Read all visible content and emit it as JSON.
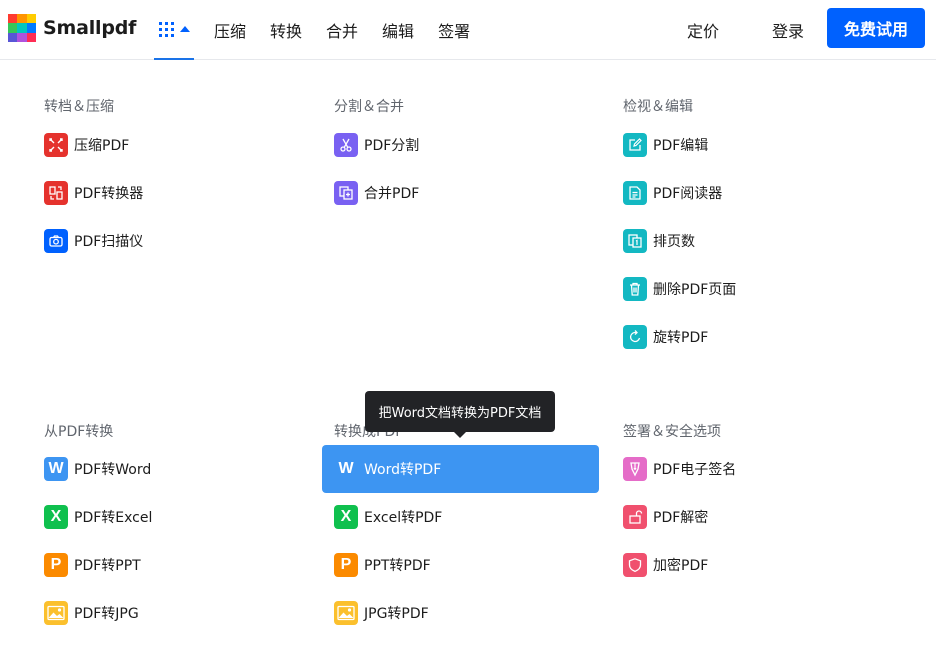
{
  "brand": {
    "name": "Smallpdf",
    "logo_colors": [
      "#ff3b30",
      "#ff9500",
      "#ffcc00",
      "#34c759",
      "#00c7be",
      "#007aff",
      "#5856d6",
      "#af52de",
      "#ff2d55"
    ]
  },
  "header": {
    "apps_icon": "grid-icon",
    "nav": [
      "压缩",
      "转换",
      "合并",
      "编辑",
      "签署"
    ],
    "pricing": "定价",
    "login": "登录",
    "trial": "免费试用"
  },
  "tooltip": "把Word文档转换为PDF文档",
  "sections": [
    {
      "title": "转档＆压缩",
      "tools": [
        {
          "label": "压缩PDF",
          "icon": "compress-icon",
          "color": "#e5322d"
        },
        {
          "label": "PDF转换器",
          "icon": "convert-icon",
          "color": "#e5322d"
        },
        {
          "label": "PDF扫描仪",
          "icon": "camera-icon",
          "color": "#0061fe"
        }
      ]
    },
    {
      "title": "分割＆合并",
      "tools": [
        {
          "label": "PDF分割",
          "icon": "scissors-icon",
          "color": "#7961f2"
        },
        {
          "label": "合并PDF",
          "icon": "merge-icon",
          "color": "#7961f2"
        }
      ]
    },
    {
      "title": "检视＆编辑",
      "tools": [
        {
          "label": "PDF编辑",
          "icon": "edit-icon",
          "color": "#13b8c2"
        },
        {
          "label": "PDF阅读器",
          "icon": "reader-icon",
          "color": "#13b8c2"
        },
        {
          "label": "排页数",
          "icon": "page-number-icon",
          "color": "#13b8c2"
        },
        {
          "label": "删除PDF页面",
          "icon": "trash-icon",
          "color": "#13b8c2"
        },
        {
          "label": "旋转PDF",
          "icon": "rotate-icon",
          "color": "#13b8c2"
        }
      ]
    },
    {
      "title": "从PDF转换",
      "tools": [
        {
          "label": "PDF转Word",
          "icon": "word-icon",
          "color": "#3d95f2"
        },
        {
          "label": "PDF转Excel",
          "icon": "excel-icon",
          "color": "#0fc04e"
        },
        {
          "label": "PDF转PPT",
          "icon": "ppt-icon",
          "color": "#fb8a00"
        },
        {
          "label": "PDF转JPG",
          "icon": "jpg-icon",
          "color": "#fbc02d"
        }
      ]
    },
    {
      "title": "转换成PDF",
      "tools": [
        {
          "label": "Word转PDF",
          "icon": "word-icon",
          "color": "#3d95f2"
        },
        {
          "label": "Excel转PDF",
          "icon": "excel-icon",
          "color": "#0fc04e"
        },
        {
          "label": "PPT转PDF",
          "icon": "ppt-icon",
          "color": "#fb8a00"
        },
        {
          "label": "JPG转PDF",
          "icon": "jpg-icon",
          "color": "#fbc02d"
        }
      ]
    },
    {
      "title": "签署＆安全选项",
      "tools": [
        {
          "label": "PDF电子签名",
          "icon": "sign-icon",
          "color": "#e56cc8"
        },
        {
          "label": "PDF解密",
          "icon": "unlock-icon",
          "color": "#f0506e"
        },
        {
          "label": "加密PDF",
          "icon": "shield-icon",
          "color": "#f0506e"
        }
      ]
    }
  ]
}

-- Task goal --
Return all of the entries exactly as written, but drop any pictures they hold.

-- Exercise response --
Read all visible content and emit it as JSON.
{
  "brand": {
    "name": "Smallpdf",
    "logo_colors": [
      "#ff3b30",
      "#ff9500",
      "#ffcc00",
      "#34c759",
      "#00c7be",
      "#007aff",
      "#5856d6",
      "#af52de",
      "#ff2d55"
    ]
  },
  "header": {
    "apps_icon": "grid-icon",
    "nav": [
      "压缩",
      "转换",
      "合并",
      "编辑",
      "签署"
    ],
    "pricing": "定价",
    "login": "登录",
    "trial": "免费试用"
  },
  "tooltip": "把Word文档转换为PDF文档",
  "sections": [
    {
      "title": "转档＆压缩",
      "tools": [
        {
          "label": "压缩PDF",
          "icon": "compress-icon",
          "color": "#e5322d"
        },
        {
          "label": "PDF转换器",
          "icon": "convert-icon",
          "color": "#e5322d"
        },
        {
          "label": "PDF扫描仪",
          "icon": "camera-icon",
          "color": "#0061fe"
        }
      ]
    },
    {
      "title": "分割＆合并",
      "tools": [
        {
          "label": "PDF分割",
          "icon": "scissors-icon",
          "color": "#7961f2"
        },
        {
          "label": "合并PDF",
          "icon": "merge-icon",
          "color": "#7961f2"
        }
      ]
    },
    {
      "title": "检视＆编辑",
      "tools": [
        {
          "label": "PDF编辑",
          "icon": "edit-icon",
          "color": "#13b8c2"
        },
        {
          "label": "PDF阅读器",
          "icon": "reader-icon",
          "color": "#13b8c2"
        },
        {
          "label": "排页数",
          "icon": "page-number-icon",
          "color": "#13b8c2"
        },
        {
          "label": "删除PDF页面",
          "icon": "trash-icon",
          "color": "#13b8c2"
        },
        {
          "label": "旋转PDF",
          "icon": "rotate-icon",
          "color": "#13b8c2"
        }
      ]
    },
    {
      "title": "从PDF转换",
      "tools": [
        {
          "label": "PDF转Word",
          "icon": "word-icon",
          "color": "#3d95f2"
        },
        {
          "label": "PDF转Excel",
          "icon": "excel-icon",
          "color": "#0fc04e"
        },
        {
          "label": "PDF转PPT",
          "icon": "ppt-icon",
          "color": "#fb8a00"
        },
        {
          "label": "PDF转JPG",
          "icon": "jpg-icon",
          "color": "#fbc02d"
        }
      ]
    },
    {
      "title": "转换成PDF",
      "tools": [
        {
          "label": "Word转PDF",
          "icon": "word-icon",
          "color": "#3d95f2"
        },
        {
          "label": "Excel转PDF",
          "icon": "excel-icon",
          "color": "#0fc04e"
        },
        {
          "label": "PPT转PDF",
          "icon": "ppt-icon",
          "color": "#fb8a00"
        },
        {
          "label": "JPG转PDF",
          "icon": "jpg-icon",
          "color": "#fbc02d"
        }
      ]
    },
    {
      "title": "签署＆安全选项",
      "tools": [
        {
          "label": "PDF电子签名",
          "icon": "sign-icon",
          "color": "#e56cc8"
        },
        {
          "label": "PDF解密",
          "icon": "unlock-icon",
          "color": "#f0506e"
        },
        {
          "label": "加密PDF",
          "icon": "shield-icon",
          "color": "#f0506e"
        }
      ]
    }
  ]
}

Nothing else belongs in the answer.